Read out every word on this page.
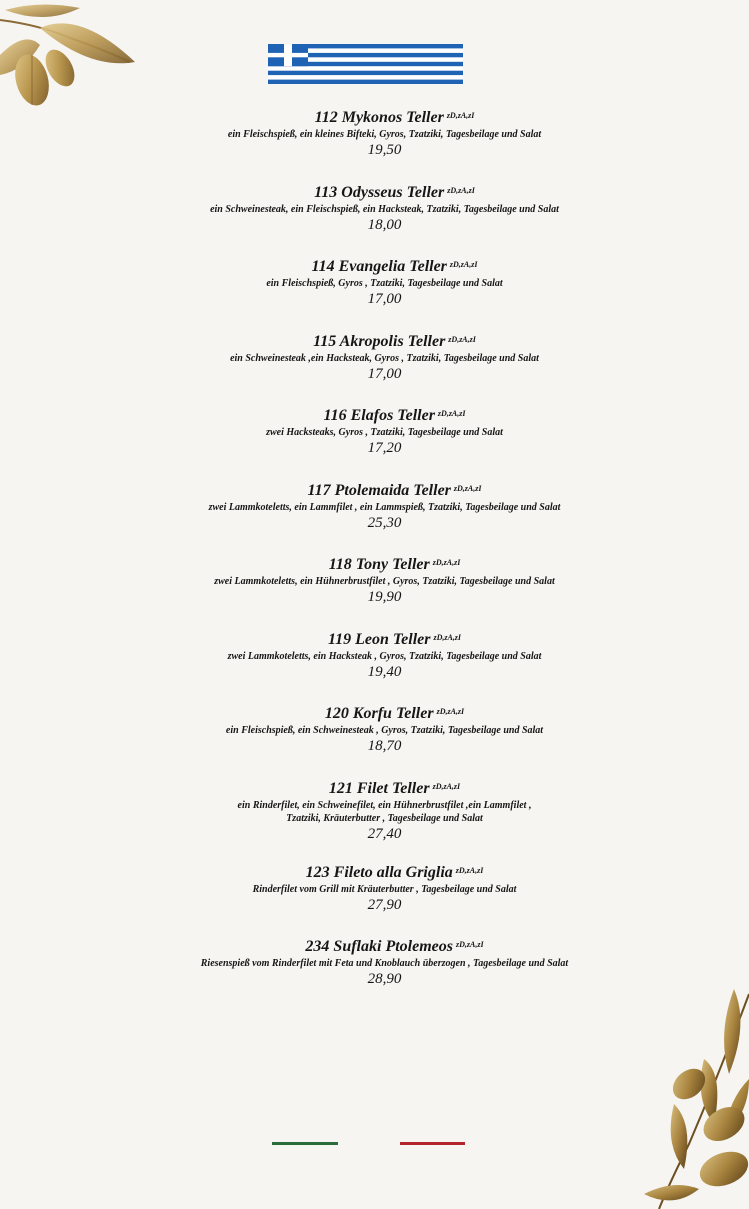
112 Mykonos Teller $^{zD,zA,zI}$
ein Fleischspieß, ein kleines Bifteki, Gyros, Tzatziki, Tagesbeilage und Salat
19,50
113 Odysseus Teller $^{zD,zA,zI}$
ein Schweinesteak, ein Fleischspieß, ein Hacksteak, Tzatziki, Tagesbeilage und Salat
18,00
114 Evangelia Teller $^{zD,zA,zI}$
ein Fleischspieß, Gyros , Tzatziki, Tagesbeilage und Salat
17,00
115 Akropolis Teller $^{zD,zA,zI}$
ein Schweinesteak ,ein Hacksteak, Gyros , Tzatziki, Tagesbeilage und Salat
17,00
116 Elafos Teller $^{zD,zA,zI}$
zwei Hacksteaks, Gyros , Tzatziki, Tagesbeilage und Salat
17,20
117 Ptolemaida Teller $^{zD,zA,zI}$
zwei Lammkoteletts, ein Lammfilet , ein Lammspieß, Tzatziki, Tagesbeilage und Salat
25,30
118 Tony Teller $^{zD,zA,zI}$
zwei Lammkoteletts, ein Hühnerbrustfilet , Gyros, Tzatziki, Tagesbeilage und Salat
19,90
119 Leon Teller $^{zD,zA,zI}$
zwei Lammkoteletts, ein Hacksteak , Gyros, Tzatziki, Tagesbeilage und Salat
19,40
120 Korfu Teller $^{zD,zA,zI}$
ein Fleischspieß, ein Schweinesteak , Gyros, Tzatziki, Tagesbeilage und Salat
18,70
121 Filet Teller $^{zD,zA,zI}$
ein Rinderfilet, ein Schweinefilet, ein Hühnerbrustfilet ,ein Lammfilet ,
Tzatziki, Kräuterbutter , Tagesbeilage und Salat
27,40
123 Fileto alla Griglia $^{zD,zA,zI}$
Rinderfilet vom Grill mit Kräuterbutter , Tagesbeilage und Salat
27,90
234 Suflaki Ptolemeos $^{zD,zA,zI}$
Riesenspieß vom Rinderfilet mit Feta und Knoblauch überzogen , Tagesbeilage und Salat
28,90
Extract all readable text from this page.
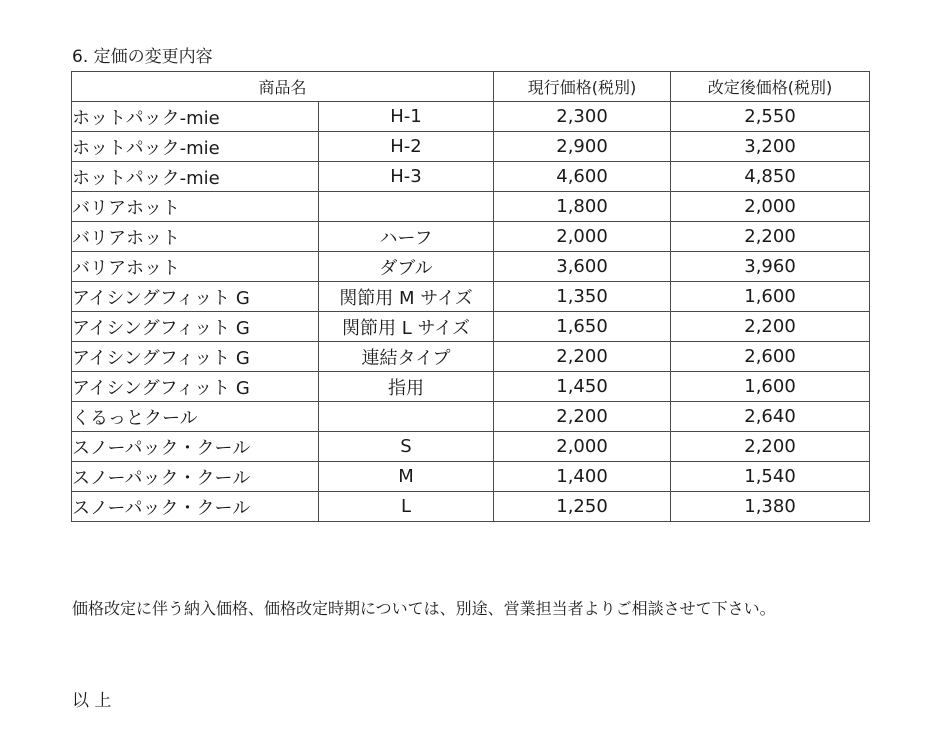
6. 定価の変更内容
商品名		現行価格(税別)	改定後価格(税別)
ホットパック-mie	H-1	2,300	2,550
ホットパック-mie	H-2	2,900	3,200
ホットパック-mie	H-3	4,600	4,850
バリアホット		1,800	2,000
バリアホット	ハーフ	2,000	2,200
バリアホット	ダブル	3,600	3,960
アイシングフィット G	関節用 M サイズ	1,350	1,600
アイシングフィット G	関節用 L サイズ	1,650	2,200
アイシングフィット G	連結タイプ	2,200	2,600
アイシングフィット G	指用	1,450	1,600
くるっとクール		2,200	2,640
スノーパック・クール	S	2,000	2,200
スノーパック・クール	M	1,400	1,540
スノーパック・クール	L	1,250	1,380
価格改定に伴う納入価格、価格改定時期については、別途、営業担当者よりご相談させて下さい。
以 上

■ **EXERCISE INSTRUCTIONS**
Transcribe every record above exactly, leaving out the pictures.

■ **TASK ANSWER**
Read out every word on this page.
112 Mykonos Teller $^{zD,zA,zI}$
ein Fleischspieß, ein kleines Bifteki, Gyros, Tzatziki, Tagesbeilage und Salat
19,50
113 Odysseus Teller $^{zD,zA,zI}$
ein Schweinesteak, ein Fleischspieß, ein Hacksteak, Tzatziki, Tagesbeilage und Salat
18,00
114 Evangelia Teller $^{zD,zA,zI}$
ein Fleischspieß, Gyros , Tzatziki, Tagesbeilage und Salat
17,00
115 Akropolis Teller $^{zD,zA,zI}$
ein Schweinesteak ,ein Hacksteak, Gyros , Tzatziki, Tagesbeilage und Salat
17,00
116 Elafos Teller $^{zD,zA,zI}$
zwei Hacksteaks, Gyros , Tzatziki, Tagesbeilage und Salat
17,20
117 Ptolemaida Teller $^{zD,zA,zI}$
zwei Lammkoteletts, ein Lammfilet , ein Lammspieß, Tzatziki, Tagesbeilage und Salat
25,30
118 Tony Teller $^{zD,zA,zI}$
zwei Lammkoteletts, ein Hühnerbrustfilet , Gyros, Tzatziki, Tagesbeilage und Salat
19,90
119 Leon Teller $^{zD,zA,zI}$
zwei Lammkoteletts, ein Hacksteak , Gyros, Tzatziki, Tagesbeilage und Salat
19,40
120 Korfu Teller $^{zD,zA,zI}$
ein Fleischspieß, ein Schweinesteak , Gyros, Tzatziki, Tagesbeilage und Salat
18,70
121 Filet Teller $^{zD,zA,zI}$
ein Rinderfilet, ein Schweinefilet, ein Hühnerbrustfilet ,ein Lammfilet ,
Tzatziki, Kräuterbutter , Tagesbeilage und Salat
27,40
123 Fileto alla Griglia $^{zD,zA,zI}$
Rinderfilet vom Grill mit Kräuterbutter , Tagesbeilage und Salat
27,90
234 Suflaki Ptolemeos $^{zD,zA,zI}$
Riesenspieß vom Rinderfilet mit Feta und Knoblauch überzogen , Tagesbeilage und Salat
28,90
Extract all readable text from this page.
6. 定価の変更内容
商品名		現行価格(税別)	改定後価格(税別)
ホットパック-mie	H-1	2,300	2,550
ホットパック-mie	H-2	2,900	3,200
ホットパック-mie	H-3	4,600	4,850
バリアホット		1,800	2,000
バリアホット	ハーフ	2,000	2,200
バリアホット	ダブル	3,600	3,960
アイシングフィット G	関節用 M サイズ	1,350	1,600
アイシングフィット G	関節用 L サイズ	1,650	2,200
アイシングフィット G	連結タイプ	2,200	2,600
アイシングフィット G	指用	1,450	1,600
くるっとクール		2,200	2,640
スノーパック・クール	S	2,000	2,200
スノーパック・クール	M	1,400	1,540
スノーパック・クール	L	1,250	1,380
価格改定に伴う納入価格、価格改定時期については、別途、営業担当者よりご相談させて下さい。
以 上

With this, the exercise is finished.